## Given data
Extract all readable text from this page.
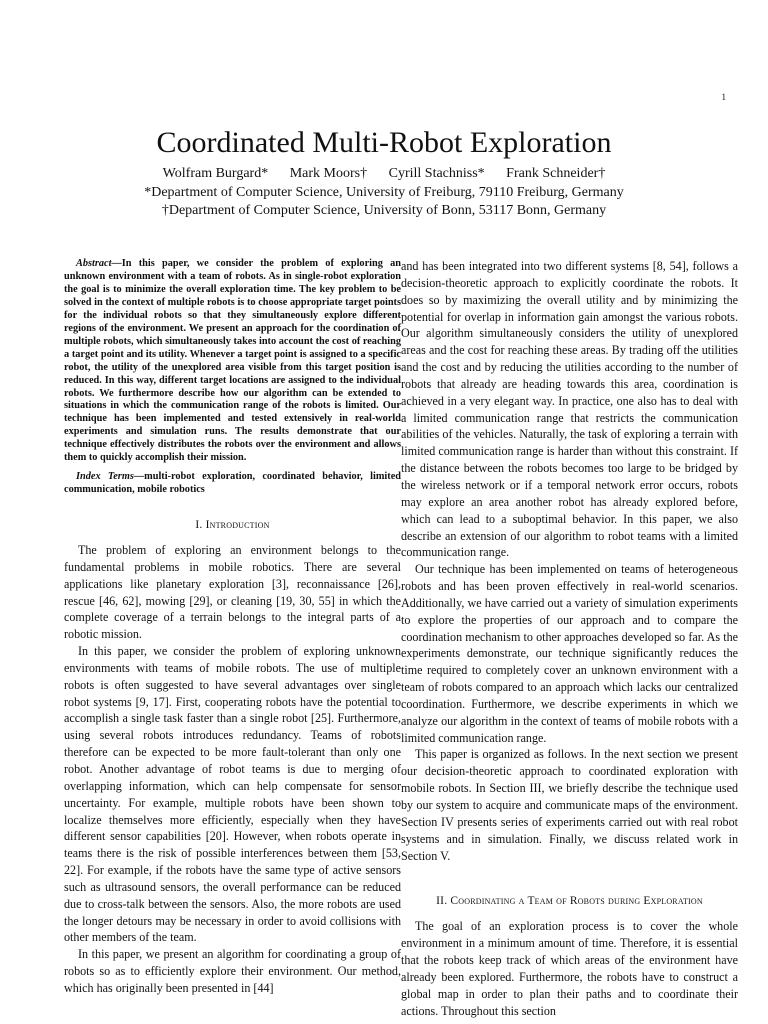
1
Coordinated Multi-Robot Exploration
Wolfram Burgard* Mark Moors† Cyrill Stachniss* Frank Schneider†
*Department of Computer Science, University of Freiburg, 79110 Freiburg, Germany
†Department of Computer Science, University of Bonn, 53117 Bonn, Germany

Abstract—In this paper, we consider the problem of exploring an unknown environment with a team of robots. As in single-robot exploration the goal is to minimize the overall exploration time. The key problem to be solved in the context of multiple robots is to choose appropriate target points for the individual robots so that they simultaneously explore different regions of the environment. We present an approach for the coordination of multiple robots, which simultaneously takes into account the cost of reaching a target point and its utility. Whenever a target point is assigned to a specific robot, the utility of the unexplored area visible from this target position is reduced. In this way, different target locations are assigned to the individual robots. We furthermore describe how our algorithm can be extended to situations in which the communication range of the robots is limited. Our technique has been implemented and tested extensively in real-world experiments and simulation runs. The results demonstrate that our technique effectively distributes the robots over the environment and allows them to quickly accomplish their mission.

Index Terms—multi-robot exploration, coordinated behavior, limited communication, mobile robotics

I. Introduction

The problem of exploring an environment belongs to the fundamental problems in mobile robotics. There are several applications like planetary exploration [3], reconnaissance [26], rescue [46, 62], mowing [29], or cleaning [19, 30, 55] in which the complete coverage of a terrain belongs to the integral parts of a robotic mission.

In this paper, we consider the problem of exploring unknown environments with teams of mobile robots. The use of multiple robots is often suggested to have several advantages over single robot systems [9, 17]. First, cooperating robots have the potential to accomplish a single task faster than a single robot [25]. Furthermore, using several robots introduces redundancy. Teams of robots therefore can be expected to be more fault-tolerant than only one robot. Another advantage of robot teams is due to merging of overlapping information, which can help compensate for sensor uncertainty. For example, multiple robots have been shown to localize themselves more efficiently, especially when they have different sensor capabilities [20]. However, when robots operate in teams there is the risk of possible interferences between them [53, 22]. For example, if the robots have the same type of active sensors such as ultrasound sensors, the overall performance can be reduced due to cross-talk between the sensors. Also, the more robots are used the longer detours may be necessary in order to avoid collisions with other members of the team.

In this paper, we present an algorithm for coordinating a group of robots so as to efficiently explore their environment. Our method, which has originally been presented in [44]

and has been integrated into two different systems [8, 54], follows a decision-theoretic approach to explicitly coordinate the robots. It does so by maximizing the overall utility and by minimizing the potential for overlap in information gain amongst the various robots. Our algorithm simultaneously considers the utility of unexplored areas and the cost for reaching these areas. By trading off the utilities and the cost and by reducing the utilities according to the number of robots that already are heading towards this area, coordination is achieved in a very elegant way. In practice, one also has to deal with a limited communication range that restricts the communication abilities of the vehicles. Naturally, the task of exploring a terrain with limited communication range is harder than without this constraint. If the distance between the robots becomes too large to be bridged by the wireless network or if a temporal network error occurs, robots may explore an area another robot has already explored before, which can lead to a suboptimal behavior. In this paper, we also describe an extension of our algorithm to robot teams with a limited communication range.

Our technique has been implemented on teams of heterogeneous robots and has been proven effectively in real-world scenarios. Additionally, we have carried out a variety of simulation experiments to explore the properties of our approach and to compare the coordination mechanism to other approaches developed so far. As the experiments demonstrate, our technique significantly reduces the time required to completely cover an unknown environment with a team of robots compared to an approach which lacks our centralized coordination. Furthermore, we describe experiments in which we analyze our algorithm in the context of teams of mobile robots with a limited communication range.

This paper is organized as follows. In the next section we present our decision-theoretic approach to coordinated exploration with mobile robots. In Section III, we briefly describe the technique used by our system to acquire and communicate maps of the environment. Section IV presents series of experiments carried out with real robot systems and in simulation. Finally, we discuss related work in Section V.

II. Coordinating a Team of Robots during Exploration

The goal of an exploration process is to cover the whole environment in a minimum amount of time. Therefore, it is essential that the robots keep track of which areas of the environment have already been explored. Furthermore, the robots have to construct a global map in order to plan their paths and to coordinate their actions. Throughout this section
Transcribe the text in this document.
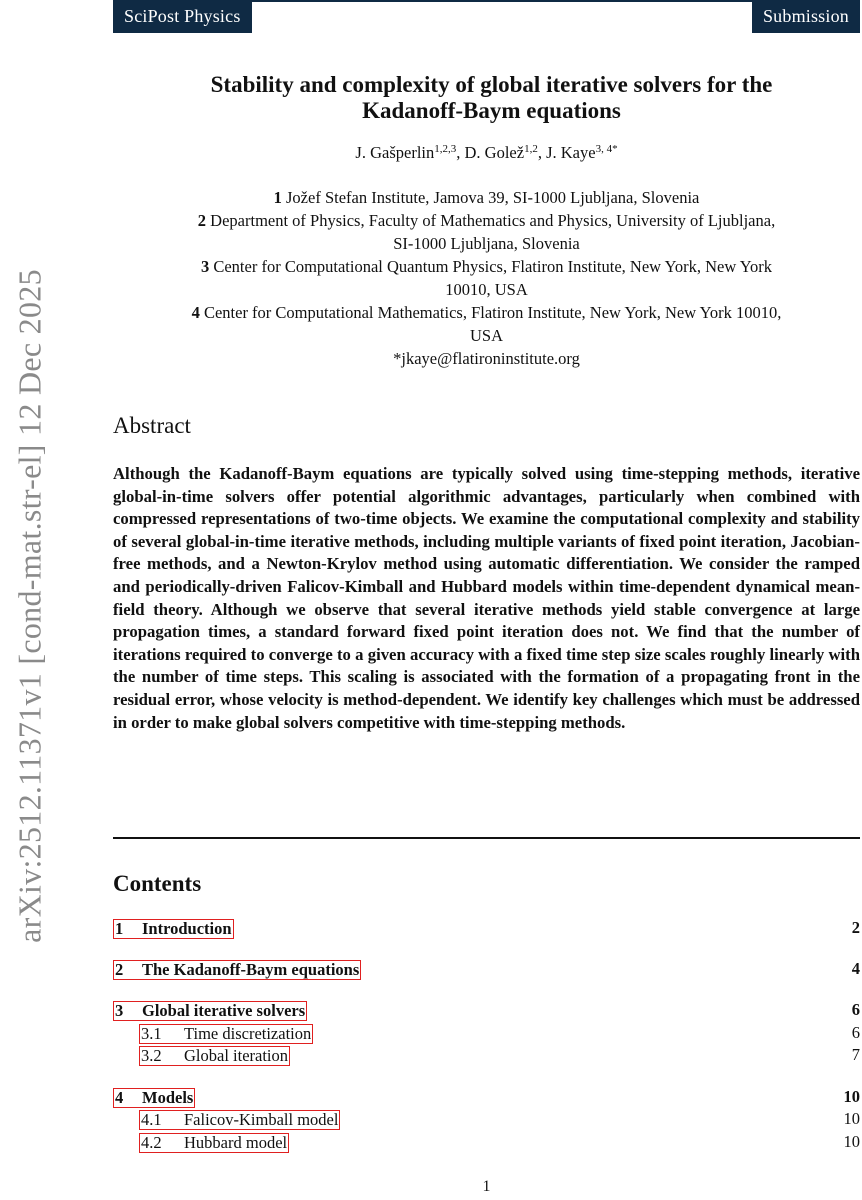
arXiv:2512.11371v1 [cond-mat.str-el] 12 Dec 2025
SciPost Physics	Submission
Stability and complexity of global iterative solvers for the
Kadanoff-Baym equations
J. Gašperlin$^{1,2,3}$, D. Golež$^{1,2}$, J. Kaye$^{3, 4*}$
1 Jožef Stefan Institute, Jamova 39, SI-1000 Ljubljana, Slovenia
2 Department of Physics, Faculty of Mathematics and Physics, University of Ljubljana,
SI-1000 Ljubljana, Slovenia
3 Center for Computational Quantum Physics, Flatiron Institute, New York, New York
10010, USA
4 Center for Computational Mathematics, Flatiron Institute, New York, New York 10010,
USA
*jkaye@flatironinstitute.org
Abstract

Although the Kadanoff-Baym equations are typically solved using time-stepping methods, iterative global-in-time solvers offer potential algorithmic advantages, particularly when combined with compressed representations of two-time objects. We examine the computational complexity and stability of several global-in-time iterative methods, including multiple variants of fixed point iteration, Jacobian-free methods, and a Newton-Krylov method using automatic differentiation. We consider the ramped and periodically-driven Falicov-Kimball and Hubbard models within time-dependent dynamical mean-field theory. Although we observe that several iterative methods yield stable convergence at large propagation times, a standard forward fixed point iteration does not. We find that the number of iterations required to converge to a given accuracy with a fixed time step size scales roughly linearly with the number of time steps. This scaling is associated with the formation of a propagating front in the residual error, whose velocity is method-dependent. We identify key challenges which must be addressed in order to make global solvers competitive with time-stepping methods.

Contents
1 Introduction	2
2 The Kadanoff-Baym equations	4
3 Global iterative solvers	6
3.1 Time discretization	6
3.2 Global iteration	7
4 Models	10
4.1 Falicov-Kimball model	10
4.2 Hubbard model	10
1
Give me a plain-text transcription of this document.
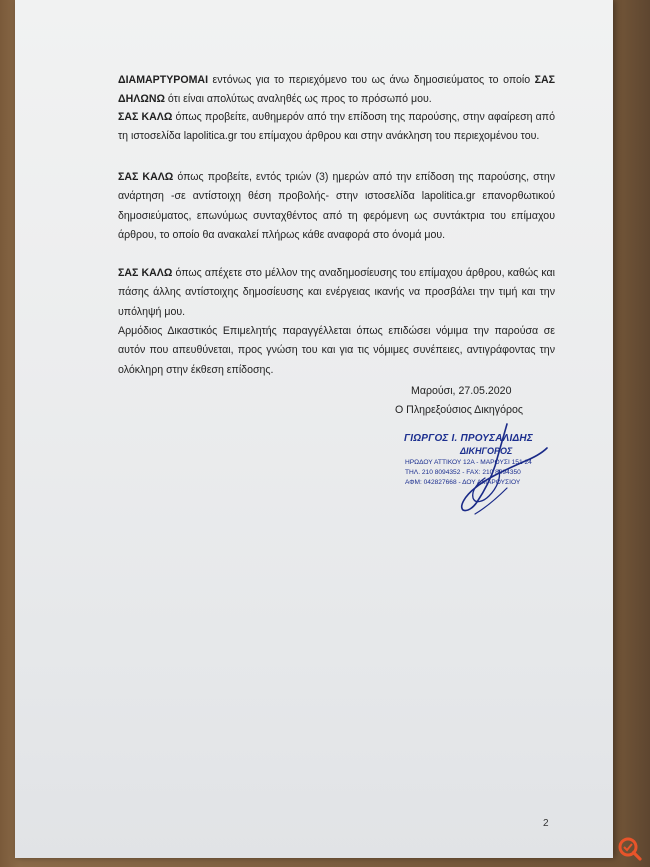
ΔΙΑΜΑΡΤΥΡΟΜΑΙ εντόνως για το περιεχόμενο του ως άνω δημοσιεύματος το οποίο ΣΑΣ ΔΗΛΩΝΩ ότι είναι απολύτως αναληθές ως προς το πρόσωπό μου.

ΣΑΣ ΚΑΛΩ όπως προβείτε, αυθημερόν από την επίδοση της παρούσης, στην αφαίρεση από τη ιστοσελίδα lapolitica.gr του επίμαχου άρθρου και στην ανάκληση του περιεχομένου του.

ΣΑΣ ΚΑΛΩ όπως προβείτε, εντός τριών (3) ημερών από την επίδοση της παρούσης, στην ανάρτηση -σε αντίστοιχη θέση προβολής- στην ιστοσελίδα lapolitica.gr επανορθωτικού δημοσιεύματος, επωνύμως συνταχθέντος από τη φερόμενη ως συντάκτρια του επίμαχου άρθρου, το οποίο θα ανακαλεί πλήρως κάθε αναφορά στο όνομά μου.

ΣΑΣ ΚΑΛΩ όπως απέχετε στο μέλλον της αναδημοσίευσης του επίμαχου άρθρου, καθώς και πάσης άλλης αντίστοιχης δημοσίευσης και ενέργειας ικανής να προσβάλει την τιμή και την υπόληψή μου.

Αρμόδιος Δικαστικός Επιμελητής παραγγέλλεται όπως επιδώσει νόμιμα την παρούσα σε αυτόν που απευθύνεται, προς γνώση του και για τις νόμιμες συνέπειες, αντιγράφοντας την ολόκληρη στην έκθεση επίδοσης.

Μαρούσι, 27.05.2020
Ο Πληρεξούσιος Δικηγόρος
ΓΙΩΡΓΟΣ Ι. ΠΡΟΥΣΑΛΙΔΗΣ
ΔΙΚΗΓΟΡΟΣ
ΗΡΩΔΟΥ ΑΤΤΙΚΟΥ 12Α - ΜΑΡΟΥΣΙ 151 24
ΤΗΛ. 210 8094352 - FAX: 210 8094350
ΑΦΜ: 042827668 - ΔΟΥ ΑΜΑΡΟΥΣΙΟΥ
2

## Task details
Reproduce the lines of the listing exactly, starting at the one that contains "Give me a plain-text" and continuing through the final line, but leave out the pictures.

## Response
Give me a plain-text transcription of this document.
ΔΙΑΜΑΡΤΥΡΟΜΑΙ εντόνως για το περιεχόμενο του ως άνω δημοσιεύματος το οποίο ΣΑΣ ΔΗΛΩΝΩ ότι είναι απολύτως αναληθές ως προς το πρόσωπό μου.

ΣΑΣ ΚΑΛΩ όπως προβείτε, αυθημερόν από την επίδοση της παρούσης, στην αφαίρεση από τη ιστοσελίδα lapolitica.gr του επίμαχου άρθρου και στην ανάκληση του περιεχομένου του.

ΣΑΣ ΚΑΛΩ όπως προβείτε, εντός τριών (3) ημερών από την επίδοση της παρούσης, στην ανάρτηση -σε αντίστοιχη θέση προβολής- στην ιστοσελίδα lapolitica.gr επανορθωτικού δημοσιεύματος, επωνύμως συνταχθέντος από τη φερόμενη ως συντάκτρια του επίμαχου άρθρου, το οποίο θα ανακαλεί πλήρως κάθε αναφορά στο όνομά μου.

ΣΑΣ ΚΑΛΩ όπως απέχετε στο μέλλον της αναδημοσίευσης του επίμαχου άρθρου, καθώς και πάσης άλλης αντίστοιχης δημοσίευσης και ενέργειας ικανής να προσβάλει την τιμή και την υπόληψή μου.

Αρμόδιος Δικαστικός Επιμελητής παραγγέλλεται όπως επιδώσει νόμιμα την παρούσα σε αυτόν που απευθύνεται, προς γνώση του και για τις νόμιμες συνέπειες, αντιγράφοντας την ολόκληρη στην έκθεση επίδοσης.

Μαρούσι, 27.05.2020
Ο Πληρεξούσιος Δικηγόρος
ΓΙΩΡΓΟΣ Ι. ΠΡΟΥΣΑΛΙΔΗΣ
ΔΙΚΗΓΟΡΟΣ
ΗΡΩΔΟΥ ΑΤΤΙΚΟΥ 12Α - ΜΑΡΟΥΣΙ 151 24
ΤΗΛ. 210 8094352 - FAX: 210 8094350
ΑΦΜ: 042827668 - ΔΟΥ ΑΜΑΡΟΥΣΙΟΥ
2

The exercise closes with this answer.